> **What this task involves**: Reproduce all records verbatim.
## START Dataset excerpts
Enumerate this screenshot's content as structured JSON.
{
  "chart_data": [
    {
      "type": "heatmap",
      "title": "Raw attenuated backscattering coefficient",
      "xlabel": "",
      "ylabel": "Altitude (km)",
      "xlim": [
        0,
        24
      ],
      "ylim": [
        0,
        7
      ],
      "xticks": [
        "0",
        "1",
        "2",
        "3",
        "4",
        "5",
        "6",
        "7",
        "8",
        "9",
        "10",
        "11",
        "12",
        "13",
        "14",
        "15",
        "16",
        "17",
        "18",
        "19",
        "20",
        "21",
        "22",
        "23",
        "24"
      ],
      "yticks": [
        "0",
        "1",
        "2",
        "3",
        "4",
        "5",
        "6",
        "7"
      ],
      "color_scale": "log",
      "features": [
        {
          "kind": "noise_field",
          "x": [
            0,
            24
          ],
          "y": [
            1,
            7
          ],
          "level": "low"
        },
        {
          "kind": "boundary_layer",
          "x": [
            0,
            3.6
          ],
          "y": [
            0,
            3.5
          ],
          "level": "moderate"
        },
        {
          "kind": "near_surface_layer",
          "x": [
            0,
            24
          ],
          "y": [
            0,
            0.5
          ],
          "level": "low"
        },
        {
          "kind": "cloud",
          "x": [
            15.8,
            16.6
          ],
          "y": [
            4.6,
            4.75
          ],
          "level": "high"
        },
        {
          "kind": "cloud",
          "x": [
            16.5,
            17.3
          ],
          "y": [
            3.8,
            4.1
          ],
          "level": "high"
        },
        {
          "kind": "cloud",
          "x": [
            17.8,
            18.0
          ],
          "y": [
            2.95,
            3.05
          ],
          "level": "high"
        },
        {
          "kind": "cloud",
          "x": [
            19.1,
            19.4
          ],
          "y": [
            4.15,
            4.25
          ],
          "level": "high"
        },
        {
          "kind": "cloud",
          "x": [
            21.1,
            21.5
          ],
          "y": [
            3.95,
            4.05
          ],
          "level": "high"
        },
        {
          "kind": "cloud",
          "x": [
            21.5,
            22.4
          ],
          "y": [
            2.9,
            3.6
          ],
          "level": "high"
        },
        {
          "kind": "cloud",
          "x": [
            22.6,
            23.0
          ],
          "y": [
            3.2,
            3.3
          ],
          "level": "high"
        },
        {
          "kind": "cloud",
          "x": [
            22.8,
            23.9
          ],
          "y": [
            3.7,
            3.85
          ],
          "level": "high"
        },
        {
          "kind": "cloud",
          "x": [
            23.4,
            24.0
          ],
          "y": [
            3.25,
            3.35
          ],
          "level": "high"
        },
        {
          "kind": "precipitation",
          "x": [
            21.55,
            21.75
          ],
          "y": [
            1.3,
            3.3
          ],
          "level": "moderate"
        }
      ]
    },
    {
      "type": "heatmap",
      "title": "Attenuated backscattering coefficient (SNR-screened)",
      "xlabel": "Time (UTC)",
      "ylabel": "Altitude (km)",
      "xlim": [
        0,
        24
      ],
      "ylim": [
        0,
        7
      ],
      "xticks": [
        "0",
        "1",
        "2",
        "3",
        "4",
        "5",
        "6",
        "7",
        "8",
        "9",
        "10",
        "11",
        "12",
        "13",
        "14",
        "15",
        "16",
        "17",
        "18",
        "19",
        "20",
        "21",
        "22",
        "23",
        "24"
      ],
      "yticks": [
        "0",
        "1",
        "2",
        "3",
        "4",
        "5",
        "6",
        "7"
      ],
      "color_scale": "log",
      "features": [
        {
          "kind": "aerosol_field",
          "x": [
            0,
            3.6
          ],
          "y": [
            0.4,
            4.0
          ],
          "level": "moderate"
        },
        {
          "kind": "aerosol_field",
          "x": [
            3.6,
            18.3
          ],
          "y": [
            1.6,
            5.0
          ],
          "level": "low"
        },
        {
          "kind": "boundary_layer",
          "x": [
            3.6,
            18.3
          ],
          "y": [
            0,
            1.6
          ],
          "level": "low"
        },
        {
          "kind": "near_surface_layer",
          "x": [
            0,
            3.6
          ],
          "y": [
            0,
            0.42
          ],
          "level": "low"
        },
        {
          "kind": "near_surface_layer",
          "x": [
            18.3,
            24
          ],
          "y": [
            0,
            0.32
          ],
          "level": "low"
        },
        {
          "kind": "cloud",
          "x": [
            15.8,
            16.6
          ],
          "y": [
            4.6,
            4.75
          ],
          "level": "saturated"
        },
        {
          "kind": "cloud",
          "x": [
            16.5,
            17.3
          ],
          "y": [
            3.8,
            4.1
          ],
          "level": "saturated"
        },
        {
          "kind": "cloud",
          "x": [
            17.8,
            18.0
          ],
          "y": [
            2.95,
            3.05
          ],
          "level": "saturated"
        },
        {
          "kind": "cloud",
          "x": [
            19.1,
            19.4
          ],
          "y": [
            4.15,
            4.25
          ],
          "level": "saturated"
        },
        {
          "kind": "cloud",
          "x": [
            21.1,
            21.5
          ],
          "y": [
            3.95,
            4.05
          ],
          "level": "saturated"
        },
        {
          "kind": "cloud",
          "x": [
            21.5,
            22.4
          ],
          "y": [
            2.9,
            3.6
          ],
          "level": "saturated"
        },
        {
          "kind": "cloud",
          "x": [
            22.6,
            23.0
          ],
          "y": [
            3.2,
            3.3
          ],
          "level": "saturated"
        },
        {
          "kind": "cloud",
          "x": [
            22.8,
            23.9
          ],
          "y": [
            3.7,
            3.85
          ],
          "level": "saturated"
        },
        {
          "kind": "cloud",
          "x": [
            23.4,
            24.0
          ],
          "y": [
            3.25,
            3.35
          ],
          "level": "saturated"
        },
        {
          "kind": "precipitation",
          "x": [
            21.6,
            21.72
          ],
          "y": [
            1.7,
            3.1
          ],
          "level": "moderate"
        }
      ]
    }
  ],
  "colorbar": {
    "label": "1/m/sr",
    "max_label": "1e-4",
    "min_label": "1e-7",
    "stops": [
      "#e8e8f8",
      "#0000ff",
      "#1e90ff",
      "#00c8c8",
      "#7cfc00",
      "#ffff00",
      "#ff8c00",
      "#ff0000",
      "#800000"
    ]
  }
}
## END Dataset excerpts
> **Answer to this exercise**:
Enumerate this screenshot's content as structured JSON.
{
  "chart_data": [
    {
      "type": "heatmap",
      "title": "Raw attenuated backscattering coefficient",
      "xlabel": "",
      "ylabel": "Altitude (km)",
      "xlim": [
        0,
        24
      ],
      "ylim": [
        0,
        7
      ],
      "xticks": [
        "0",
        "1",
        "2",
        "3",
        "4",
        "5",
        "6",
        "7",
        "8",
        "9",
        "10",
        "11",
        "12",
        "13",
        "14",
        "15",
        "16",
        "17",
        "18",
        "19",
        "20",
        "21",
        "22",
        "23",
        "24"
      ],
      "yticks": [
        "0",
        "1",
        "2",
        "3",
        "4",
        "5",
        "6",
        "7"
      ],
      "color_scale": "log",
      "features": [
        {
          "kind": "noise_field",
          "x": [
            0,
            24
          ],
          "y": [
            1,
            7
          ],
          "level": "low"
        },
        {
          "kind": "boundary_layer",
          "x": [
            0,
            3.6
          ],
          "y": [
            0,
            3.5
          ],
          "level": "moderate"
        },
        {
          "kind": "near_surface_layer",
          "x": [
            0,
            24
          ],
          "y": [
            0,
            0.5
          ],
          "level": "low"
        },
        {
          "kind": "cloud",
          "x": [
            15.8,
            16.6
          ],
          "y": [
            4.6,
            4.75
          ],
          "level": "high"
        },
        {
          "kind": "cloud",
          "x": [
            16.5,
            17.3
          ],
          "y": [
            3.8,
            4.1
          ],
          "level": "high"
        },
        {
          "kind": "cloud",
          "x": [
            17.8,
            18.0
          ],
          "y": [
            2.95,
            3.05
          ],
          "level": "high"
        },
        {
          "kind": "cloud",
          "x": [
            19.1,
            19.4
          ],
          "y": [
            4.15,
            4.25
          ],
          "level": "high"
        },
        {
          "kind": "cloud",
          "x": [
            21.1,
            21.5
          ],
          "y": [
            3.95,
            4.05
          ],
          "level": "high"
        },
        {
          "kind": "cloud",
          "x": [
            21.5,
            22.4
          ],
          "y": [
            2.9,
            3.6
          ],
          "level": "high"
        },
        {
          "kind": "cloud",
          "x": [
            22.6,
            23.0
          ],
          "y": [
            3.2,
            3.3
          ],
          "level": "high"
        },
        {
          "kind": "cloud",
          "x": [
            22.8,
            23.9
          ],
          "y": [
            3.7,
            3.85
          ],
          "level": "high"
        },
        {
          "kind": "cloud",
          "x": [
            23.4,
            24.0
          ],
          "y": [
            3.25,
            3.35
          ],
          "level": "high"
        },
        {
          "kind": "precipitation",
          "x": [
            21.55,
            21.75
          ],
          "y": [
            1.3,
            3.3
          ],
          "level": "moderate"
        }
      ]
    },
    {
      "type": "heatmap",
      "title": "Attenuated backscattering coefficient (SNR-screened)",
      "xlabel": "Time (UTC)",
      "ylabel": "Altitude (km)",
      "xlim": [
        0,
        24
      ],
      "ylim": [
        0,
        7
      ],
      "xticks": [
        "0",
        "1",
        "2",
        "3",
        "4",
        "5",
        "6",
        "7",
        "8",
        "9",
        "10",
        "11",
        "12",
        "13",
        "14",
        "15",
        "16",
        "17",
        "18",
        "19",
        "20",
        "21",
        "22",
        "23",
        "24"
      ],
      "yticks": [
        "0",
        "1",
        "2",
        "3",
        "4",
        "5",
        "6",
        "7"
      ],
      "color_scale": "log",
      "features": [
        {
          "kind": "aerosol_field",
          "x": [
            0,
            3.6
          ],
          "y": [
            0.4,
            4.0
          ],
          "level": "moderate"
        },
        {
          "kind": "aerosol_field",
          "x": [
            3.6,
            18.3
          ],
          "y": [
            1.6,
            5.0
          ],
          "level": "low"
        },
        {
          "kind": "boundary_layer",
          "x": [
            3.6,
            18.3
          ],
          "y": [
            0,
            1.6
          ],
          "level": "low"
        },
        {
          "kind": "near_surface_layer",
          "x": [
            0,
            3.6
          ],
          "y": [
            0,
            0.42
          ],
          "level": "low"
        },
        {
          "kind": "near_surface_layer",
          "x": [
            18.3,
            24
          ],
          "y": [
            0,
            0.32
          ],
          "level": "low"
        },
        {
          "kind": "cloud",
          "x": [
            15.8,
            16.6
          ],
          "y": [
            4.6,
            4.75
          ],
          "level": "saturated"
        },
        {
          "kind": "cloud",
          "x": [
            16.5,
            17.3
          ],
          "y": [
            3.8,
            4.1
          ],
          "level": "saturated"
        },
        {
          "kind": "cloud",
          "x": [
            17.8,
            18.0
          ],
          "y": [
            2.95,
            3.05
          ],
          "level": "saturated"
        },
        {
          "kind": "cloud",
          "x": [
            19.1,
            19.4
          ],
          "y": [
            4.15,
            4.25
          ],
          "level": "saturated"
        },
        {
          "kind": "cloud",
          "x": [
            21.1,
            21.5
          ],
          "y": [
            3.95,
            4.05
          ],
          "level": "saturated"
        },
        {
          "kind": "cloud",
          "x": [
            21.5,
            22.4
          ],
          "y": [
            2.9,
            3.6
          ],
          "level": "saturated"
        },
        {
          "kind": "cloud",
          "x": [
            22.6,
            23.0
          ],
          "y": [
            3.2,
            3.3
          ],
          "level": "saturated"
        },
        {
          "kind": "cloud",
          "x": [
            22.8,
            23.9
          ],
          "y": [
            3.7,
            3.85
          ],
          "level": "saturated"
        },
        {
          "kind": "cloud",
          "x": [
            23.4,
            24.0
          ],
          "y": [
            3.25,
            3.35
          ],
          "level": "saturated"
        },
        {
          "kind": "precipitation",
          "x": [
            21.6,
            21.72
          ],
          "y": [
            1.7,
            3.1
          ],
          "level": "moderate"
        }
      ]
    }
  ],
  "colorbar": {
    "label": "1/m/sr",
    "max_label": "1e-4",
    "min_label": "1e-7",
    "stops": [
      "#e8e8f8",
      "#0000ff",
      "#1e90ff",
      "#00c8c8",
      "#7cfc00",
      "#ffff00",
      "#ff8c00",
      "#ff0000",
      "#800000"
    ]
  }
}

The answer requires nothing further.